(Data entries)
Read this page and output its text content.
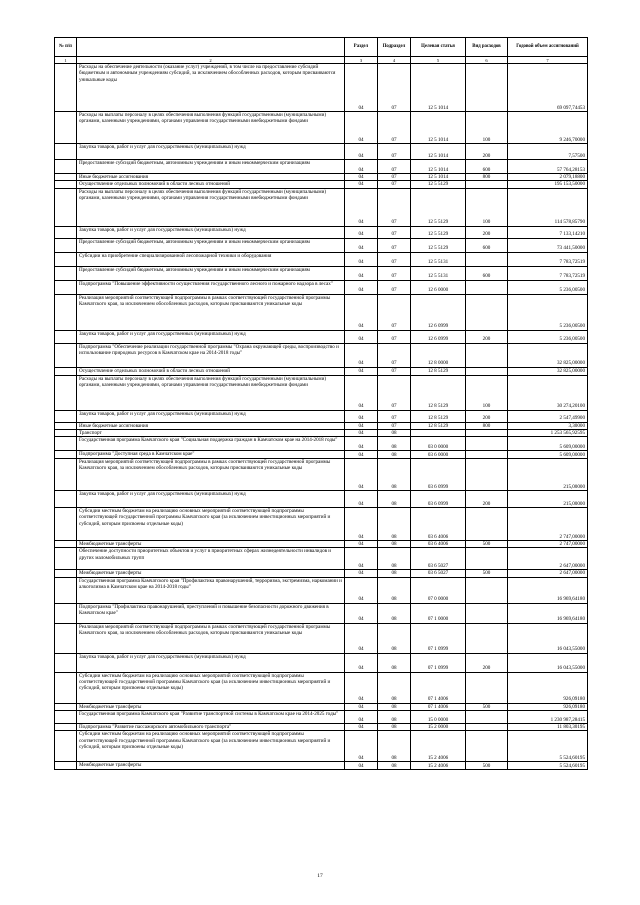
№ п/п		Раздел	Подраздел	Целевая статья	Вид расходов	Годовой объем ассигнований
1	2	3	4	5	6	7
	Расходы на обеспечение деятельности (оказание услуг) учреждений, в том числе на предоставление субсидий бюджетным и автономным учреждениям субсидий, за исключением обособленных расходов, которым присваиваются уникальные коды	04	07	12 5 1014		69 097,74453
	Расходы на выплаты персоналу в целях обеспечения выполнения функций государственными (муниципальными) органами, казенными учреждениями, органами управления государственными внебюджетными фондами	04	07	12 5 1014	100	9 246,70000
	Закупка товаров, работ и услуг для государственных (муниципальных) нужд	04	07	12 5 1014	200	7,57500
	Предоставление субсидий бюджетным, автономным учреждениям и иным некоммерческим организациям	04	07	12 5 1014	600	57 764,28153
	Иные бюджетные ассигнования	04	07	12 5 1014	800	2 079,18800
	Осуществление отдельных полномочий в области лесных отношений	04	07	12 5 5129		195 153,50000
	Расходы на выплаты персоналу в целях обеспечения выполнения функций государственными (муниципальными) органами, казенными учреждениями, органами управления государственными внебюджетными фондами	04	07	12 5 5129	100	114 578,85790
	Закупка товаров, работ и услуг для государственных (муниципальных) нужд	04	07	12 5 5129	200	7 133,14210
	Предоставление субсидий бюджетным, автономным учреждениям и иным некоммерческим организациям	04	07	12 5 5129	600	73 441,50000
	Субсидии на приобретение специализированной лесопожарной техники и оборудования	04	07	12 5 5131		7 783,72519
	Предоставление субсидий бюджетным, автономным учреждениям и иным некоммерческим организациям	04	07	12 5 5131	600	7 783,72519
	Подпрограмма "Повышение эффективности осуществления государственного лесного и пожарного надзора в лесах"	04	07	12 6 0000		5 236,00500
	Реализация мероприятий соответствующей подпрограммы в рамках соответствующей государственной программы Камчатского края, за исключением обособленных расходов, которым присваиваются уникальные коды	04	07	12 6 0999		5 236,00500
	Закупка товаров, работ и услуг для государственных (муниципальных) нужд	04	07	12 6 0999	200	5 236,00500
	Подпрограмма "Обеспечение реализации государственной программы "Охрана окружающей среды, воспроизводство и использование природных ресурсов в Камчатском крае на 2014-2018 годы"	04	07	12 8 0000		32 825,00000
	Осуществление отдельных полномочий в области лесных отношений	04	07	12 8 5129		32 825,00000
	Расходы на выплаты персоналу в целях обеспечения выполнения функций государственными (муниципальными) органами, казенными учреждениями, органами управления государственными внебюджетными фондами	04	07	12 8 5129	100	30 274,20100
	Закупка товаров, работ и услуг для государственных (муниципальных) нужд	04	07	12 8 5129	200	2 547,49900
	Иные бюджетные ассигнования	04	07	12 8 5129	800	3,30000
	Транспорт	04	08			1 253 565,92595
	Государственная программа Камчатского края "Социальная поддержка граждан в Камчатском крае на 2014-2018 годы"	04	08	03 0 0000		5 609,00000
	Подпрограмма "Доступная среда в Камчатском крае"	04	08	03 6 0000		5 609,00000
	Реализация мероприятий соответствующей подпрограммы в рамках соответствующей государственной программы Камчатского края, за исключением обособленных расходов, которым присваиваются уникальные коды	04	08	03 6 0999		215,00000
	Закупка товаров, работ и услуг для государственных (муниципальных) нужд	04	08	03 6 0999	200	215,00000
	Субсидии местным бюджетам на реализацию основных мероприятий соответствующей подпрограммы соответствующей государственной программы Камчатского края (за исключением инвестиционных мероприятий и субсидий, которым присвоены отдельные коды)	04	08	03 6 4006		2 747,00000
	Межбюджетные трансферты	04	08	03 6 4006	500	2 747,00000
	Обеспечение доступности приоритетных объектов и услуг в приоритетных сферах жизнедеятельности инвалидов и других маломобильных групп	04	08	03 6 5027		2 647,00000
	Межбюджетные трансферты	04	08	03 6 5027	500	2 647,00000
	Государственная программа Камчатского края "Профилактика правонарушений, терроризма, экстремизма, наркомании и алкоголизма в Камчатском крае на 2014-2018 годы"	04	08	07 0 0000		16 969,64180
	Подпрограмма "Профилактика правонарушений, преступлений и повышение безопасности дорожного движения в Камчатском крае"	04	08	07 1 0000		16 969,64180
	Реализация мероприятий соответствующей подпрограммы в рамках соответствующей государственной программы Камчатского края, за исключением обособленных расходов, которым присваиваются уникальные коды	04	08	07 1 0999		16 043,55000
	Закупка товаров, работ и услуг для государственных (муниципальных) нужд	04	08	07 1 0999	200	16 043,55000
	Субсидии местным бюджетам на реализацию основных мероприятий соответствующей подпрограммы соответствующей государственной программы Камчатского края (за исключением инвестиционных мероприятий и субсидий, которым присвоены отдельные коды)	04	08	07 1 4006		926,09180
	Межбюджетные трансферты	04	08	07 1 4006	500	926,09180
	Государственная программа Камчатского края "Развитие транспортной системы в Камчатском крае на 2014-2025 годы"	04	08	15 0 0000		1 230 987,28415
	Подпрограмма "Развитие пассажирского автомобильного транспорта"	04	08	15 2 0000		11 803,30195
	Субсидии местным бюджетам на реализацию основных мероприятий соответствующей подпрограммы соответствующей государственной программы Камчатского края (за исключением инвестиционных мероприятий и субсидий, которым присвоены отдельные коды)	04	08	15 2 4006		5 524,60195
	Межбюджетные трансферты	04	08	15 2 4006	500	5 524,60195
17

What is being asked
Show all lines in the entries above where the string "Подпрограмма" appears.

Complete response
	Подпрограмма "Повышение эффективности осуществления государственного лесного и пожарного надзора в лесах"	04	07	12 6 0000		5 236,00500
	Подпрограмма "Обеспечение реализации государственной программы "Охрана окружающей среды, воспроизводство и использование природных ресурсов в Камчатском крае на 2014-2018 годы"	04	07	12 8 0000		32 825,00000
	Подпрограмма "Доступная среда в Камчатском крае"	04	08	03 6 0000		5 609,00000
	Подпрограмма "Профилактика правонарушений, преступлений и повышение безопасности дорожного движения в Камчатском крае"	04	08	07 1 0000		16 969,64180
	Подпрограмма "Развитие пассажирского автомобильного транспорта"	04	08	15 2 0000		11 803,30195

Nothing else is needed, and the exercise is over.